De las mis naves mandé la mejor, [25]
e llegada al puerto de Alexandría,
el físico astrólogo en ella salía,
e a mí fue llegado cortés con amor:
E habiendo sabido su grande primor
en los movimientos que face la esfera, [30]
siempre le tuve en grande manera,
ca siempre a los sabios se debe el honor.


Todavía son mejores en estilo, número, y elegancia las dos coplas con que empezaba el Libro de las Querellas.

A ti Diego Pérez Sarmiento, leal
cormano e amigo e firme vasallo,
Lo que a mios homes por cuita les callo
entiendo decir plañendo mi mal:
a ti que quitaste la tierra e cabdal [5]
por las mías faciendas en Roma e allende,
mi péndola vuela, escúchala dende,
ca grita doliente con fabla mortal.
¡Cómo yace solo el rey de Castilla
emperador de Alemana que foe, [10]
aquel que los reyes besaban el pie,
e reynas pedían limosna e mancilla!
El que de hueste mantuvo en Sevilla
diez de mil de a caballo e tres dobles peones,
el que acatado en lejanas naciones [15]
Foe por sus tablas, e por su cochilla.


Parece que hay la diferencia de un siglo entre versos y versos, entre lengua y lengua, y lo más raro es que para encontrar coplas de arte mayor que tengan igual mérito así en la dicción como en la cadencia, es preciso saltar casi otros dos siglos, y buscarlas en Juan de Mena 1 .
........
- [Retos]
1. Por favor, responde estas preguntas sobre el texto acerca del Libro de las Querellas:
(a) ¿A qué puerto llegó la nave mencionada en la primera copla?
(b) ¿A quién se dirige la primera de las dos coplas con que empezaba el Libro de las Querellas?
(c) ¿En qué autor hay que buscar, según el texto, coplas de arte mayor de igual mérito?
2. Continúa el texto sobre el Libro de las Querellas a partir de su última oración.

[Datos de ubicación de elementos]
........
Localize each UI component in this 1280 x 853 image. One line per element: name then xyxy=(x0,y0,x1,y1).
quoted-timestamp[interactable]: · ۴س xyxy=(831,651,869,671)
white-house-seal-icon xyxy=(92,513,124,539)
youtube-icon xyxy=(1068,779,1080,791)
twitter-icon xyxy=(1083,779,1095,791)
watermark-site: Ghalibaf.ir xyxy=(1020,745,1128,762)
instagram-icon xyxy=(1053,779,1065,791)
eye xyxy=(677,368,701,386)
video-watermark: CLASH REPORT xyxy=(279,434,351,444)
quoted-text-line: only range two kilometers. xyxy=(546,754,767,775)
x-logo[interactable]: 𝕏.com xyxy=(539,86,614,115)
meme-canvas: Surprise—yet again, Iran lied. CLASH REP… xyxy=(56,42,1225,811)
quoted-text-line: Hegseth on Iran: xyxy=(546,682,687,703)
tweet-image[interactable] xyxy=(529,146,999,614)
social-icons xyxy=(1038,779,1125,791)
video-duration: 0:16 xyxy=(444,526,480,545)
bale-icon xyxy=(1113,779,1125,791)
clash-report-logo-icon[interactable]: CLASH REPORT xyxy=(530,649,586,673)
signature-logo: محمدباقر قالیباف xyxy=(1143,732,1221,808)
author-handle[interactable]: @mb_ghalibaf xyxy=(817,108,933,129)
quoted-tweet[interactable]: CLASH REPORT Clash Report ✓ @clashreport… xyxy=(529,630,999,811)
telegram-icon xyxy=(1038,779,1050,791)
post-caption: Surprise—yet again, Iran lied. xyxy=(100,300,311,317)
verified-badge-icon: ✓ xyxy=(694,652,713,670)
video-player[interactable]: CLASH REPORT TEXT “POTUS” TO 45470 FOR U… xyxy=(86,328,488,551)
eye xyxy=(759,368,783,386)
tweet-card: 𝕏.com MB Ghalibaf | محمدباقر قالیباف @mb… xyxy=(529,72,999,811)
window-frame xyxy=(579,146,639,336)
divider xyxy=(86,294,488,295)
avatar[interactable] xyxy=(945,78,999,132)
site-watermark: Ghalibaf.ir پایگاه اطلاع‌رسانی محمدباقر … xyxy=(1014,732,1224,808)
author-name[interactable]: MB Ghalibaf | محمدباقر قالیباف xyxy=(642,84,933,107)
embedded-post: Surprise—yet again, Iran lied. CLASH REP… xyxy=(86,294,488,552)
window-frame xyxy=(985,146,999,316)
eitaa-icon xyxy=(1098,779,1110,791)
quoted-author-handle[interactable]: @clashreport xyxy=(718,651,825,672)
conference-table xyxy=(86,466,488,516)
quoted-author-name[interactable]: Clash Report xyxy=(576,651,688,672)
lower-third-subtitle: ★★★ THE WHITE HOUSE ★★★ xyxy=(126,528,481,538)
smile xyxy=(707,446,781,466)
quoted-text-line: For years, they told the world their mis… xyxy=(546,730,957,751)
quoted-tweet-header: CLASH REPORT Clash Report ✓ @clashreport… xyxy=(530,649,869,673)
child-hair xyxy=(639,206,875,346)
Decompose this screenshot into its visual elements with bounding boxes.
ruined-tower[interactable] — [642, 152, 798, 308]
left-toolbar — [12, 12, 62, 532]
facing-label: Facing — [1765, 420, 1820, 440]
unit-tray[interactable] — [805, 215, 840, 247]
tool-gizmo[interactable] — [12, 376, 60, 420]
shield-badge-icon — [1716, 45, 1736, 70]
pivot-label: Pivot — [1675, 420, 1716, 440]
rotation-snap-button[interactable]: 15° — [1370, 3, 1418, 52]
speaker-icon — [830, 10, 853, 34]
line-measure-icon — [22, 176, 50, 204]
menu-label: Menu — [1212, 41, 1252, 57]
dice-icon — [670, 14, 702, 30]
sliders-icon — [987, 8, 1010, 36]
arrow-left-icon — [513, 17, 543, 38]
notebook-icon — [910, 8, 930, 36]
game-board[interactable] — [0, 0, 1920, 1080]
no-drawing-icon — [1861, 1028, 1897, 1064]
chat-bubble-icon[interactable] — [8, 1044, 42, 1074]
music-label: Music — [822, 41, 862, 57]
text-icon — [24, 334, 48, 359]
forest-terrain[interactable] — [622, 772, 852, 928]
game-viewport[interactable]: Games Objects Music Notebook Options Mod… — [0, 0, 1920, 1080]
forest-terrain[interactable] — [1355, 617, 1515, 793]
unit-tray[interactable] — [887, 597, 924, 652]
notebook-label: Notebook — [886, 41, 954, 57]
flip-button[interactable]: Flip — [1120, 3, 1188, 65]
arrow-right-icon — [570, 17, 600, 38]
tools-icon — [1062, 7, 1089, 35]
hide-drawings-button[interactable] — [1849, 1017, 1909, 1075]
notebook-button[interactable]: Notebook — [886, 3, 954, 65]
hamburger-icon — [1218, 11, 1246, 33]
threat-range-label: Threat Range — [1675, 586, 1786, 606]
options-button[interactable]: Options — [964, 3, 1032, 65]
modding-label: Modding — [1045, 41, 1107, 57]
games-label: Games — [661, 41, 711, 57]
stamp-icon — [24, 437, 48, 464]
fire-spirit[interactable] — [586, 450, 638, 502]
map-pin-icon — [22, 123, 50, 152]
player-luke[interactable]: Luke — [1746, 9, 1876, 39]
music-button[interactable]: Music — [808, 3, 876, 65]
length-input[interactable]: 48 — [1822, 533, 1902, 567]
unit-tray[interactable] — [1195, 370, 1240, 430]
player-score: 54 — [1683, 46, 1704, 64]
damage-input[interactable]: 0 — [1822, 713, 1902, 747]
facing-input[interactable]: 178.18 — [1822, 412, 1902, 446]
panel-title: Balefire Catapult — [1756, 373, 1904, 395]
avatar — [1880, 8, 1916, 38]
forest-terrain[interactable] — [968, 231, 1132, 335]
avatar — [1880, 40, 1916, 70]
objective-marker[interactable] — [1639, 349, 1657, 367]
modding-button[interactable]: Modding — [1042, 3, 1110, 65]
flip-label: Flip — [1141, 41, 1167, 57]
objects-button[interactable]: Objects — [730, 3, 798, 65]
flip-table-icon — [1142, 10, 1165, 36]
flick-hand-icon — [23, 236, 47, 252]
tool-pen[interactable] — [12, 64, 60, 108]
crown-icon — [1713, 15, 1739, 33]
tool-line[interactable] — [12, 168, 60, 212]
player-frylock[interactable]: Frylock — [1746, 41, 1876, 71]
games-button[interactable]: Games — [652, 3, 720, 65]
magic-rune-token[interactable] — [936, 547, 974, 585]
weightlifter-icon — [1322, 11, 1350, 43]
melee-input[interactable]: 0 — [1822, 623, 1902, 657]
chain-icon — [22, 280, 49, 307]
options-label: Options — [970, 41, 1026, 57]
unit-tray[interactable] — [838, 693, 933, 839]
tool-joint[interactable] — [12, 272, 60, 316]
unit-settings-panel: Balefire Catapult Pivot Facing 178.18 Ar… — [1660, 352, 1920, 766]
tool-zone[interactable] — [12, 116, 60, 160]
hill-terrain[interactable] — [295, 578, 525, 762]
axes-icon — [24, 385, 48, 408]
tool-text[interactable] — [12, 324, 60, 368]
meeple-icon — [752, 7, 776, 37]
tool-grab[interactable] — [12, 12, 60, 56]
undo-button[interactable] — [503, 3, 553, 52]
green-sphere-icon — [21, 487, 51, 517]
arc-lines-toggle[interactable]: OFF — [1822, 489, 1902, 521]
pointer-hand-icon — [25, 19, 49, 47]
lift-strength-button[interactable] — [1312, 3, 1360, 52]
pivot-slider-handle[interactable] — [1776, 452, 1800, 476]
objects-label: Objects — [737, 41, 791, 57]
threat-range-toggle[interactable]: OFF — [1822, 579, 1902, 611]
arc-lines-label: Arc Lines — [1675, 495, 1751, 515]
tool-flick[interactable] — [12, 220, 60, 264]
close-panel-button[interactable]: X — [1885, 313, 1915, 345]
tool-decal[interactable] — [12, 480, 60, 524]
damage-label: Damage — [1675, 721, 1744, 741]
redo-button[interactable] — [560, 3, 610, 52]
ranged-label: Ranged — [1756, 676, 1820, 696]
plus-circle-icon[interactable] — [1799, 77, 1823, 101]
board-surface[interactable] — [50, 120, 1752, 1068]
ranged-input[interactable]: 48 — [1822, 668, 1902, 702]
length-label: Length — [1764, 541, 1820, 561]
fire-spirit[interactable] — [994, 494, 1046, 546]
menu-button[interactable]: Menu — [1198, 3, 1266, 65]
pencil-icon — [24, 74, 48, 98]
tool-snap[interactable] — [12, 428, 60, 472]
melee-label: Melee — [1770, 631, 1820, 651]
........
- [Respuestas escritas]
1.
(a) Al puerto de Alexandría.
(b) A Diego Pérez Sarmiento.
(c) En Juan de Mena.

2.
Si el movimiento que dio este gran rey a las letras hubiera sido auxiliado por sus sucesores, la ilustración española contando dos siglos de antelación, contaría también más grados de perfección y más riquezas. No lo consintió la naturaleza feroz de aquellos tiempos crueles. Empezó a arder la llama de la guerra civil en los últimos años de Alfonso con la desobediencia y alzamiento de su hijo, y siguió casi sin interrupción por un siglo entero, hasta que llegó al último grado de atrocidad y de horrores en el reinado borrascoso y terrible de Pedro. Los hombres de Castilla en esta miserable época parece que no tenían espíritu sino para aborrecer, ni brazos sino para destruir: ¿cómo era posible que en medio de la agitación de aquellas turbulencias pudiese lucir tranquilamente la antorcha del ingenio, ni oírse los cantos de las Musas? Así es que solo se cuenta en ella un cortísimo número de poetas; Juan Ruiz Arcipreste de Hita, el infante don Juan Manuel, autor de el Conde Lucanor, el judío don Santo, y Ayala el cronista. Los versos de estos escritores unos se han perdido, otros existen todavía inéditos, habiendo salido solamente a la luz pública los del Arcipreste, que por fortuna son tal vez los más dignos de conocerse.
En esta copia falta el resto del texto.